### What is required
Count the lines in the records below that contain the string "axis", matching case exactly, and reply with only the number.

** BEGIN Supplied information **

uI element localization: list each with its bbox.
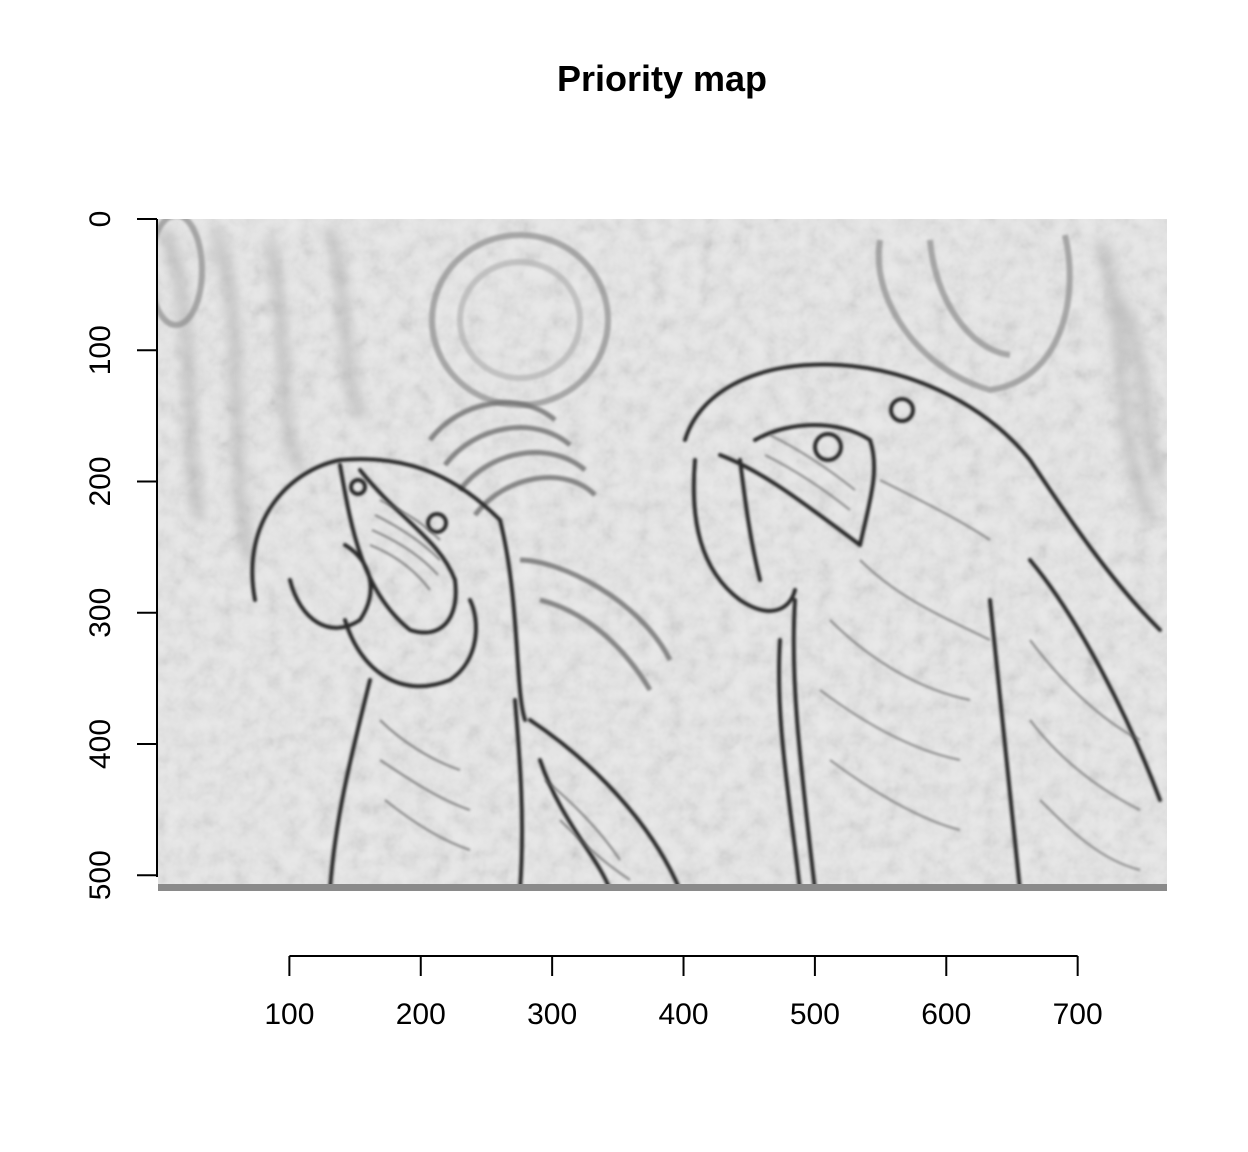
y-tick-label: 100 (84, 325, 117, 375)
chart-title: Priority map (556, 58, 768, 99)
background-shapes (160, 228, 1165, 562)
x-tick-label: 100 (264, 998, 314, 1031)
striped-object (428, 400, 673, 692)
right-parrot-edges (683, 362, 1162, 891)
x-tick-label: 600 (921, 998, 971, 1031)
left-parrot-edges (250, 457, 682, 891)
x-tick-label: 400 (658, 998, 708, 1031)
heatmap-texture (158, 219, 1167, 891)
y-axis: 0 100 200 300 400 500 (84, 211, 158, 900)
y-tick-label: 400 (84, 719, 117, 769)
left-parrot-texture (369, 499, 631, 881)
x-tick-label: 300 (527, 998, 577, 1031)
priority-heatmap-image (158, 219, 1167, 891)
right-parrot-texture (764, 434, 1141, 871)
x-tick-label: 200 (396, 998, 446, 1031)
y-tick-label: 500 (84, 850, 117, 900)
x-tick-label: 700 (1053, 998, 1103, 1031)
x-axis: 100 200 300 400 500 600 700 (264, 955, 1103, 1031)
heatmap-bottom-edge (158, 884, 1167, 891)
x-tick-label: 500 (790, 998, 840, 1031)
y-tick-label: 0 (84, 211, 117, 228)
y-tick-label: 200 (84, 456, 117, 506)
y-tick-label: 300 (84, 588, 117, 638)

** END Supplied information **

### Written reply
2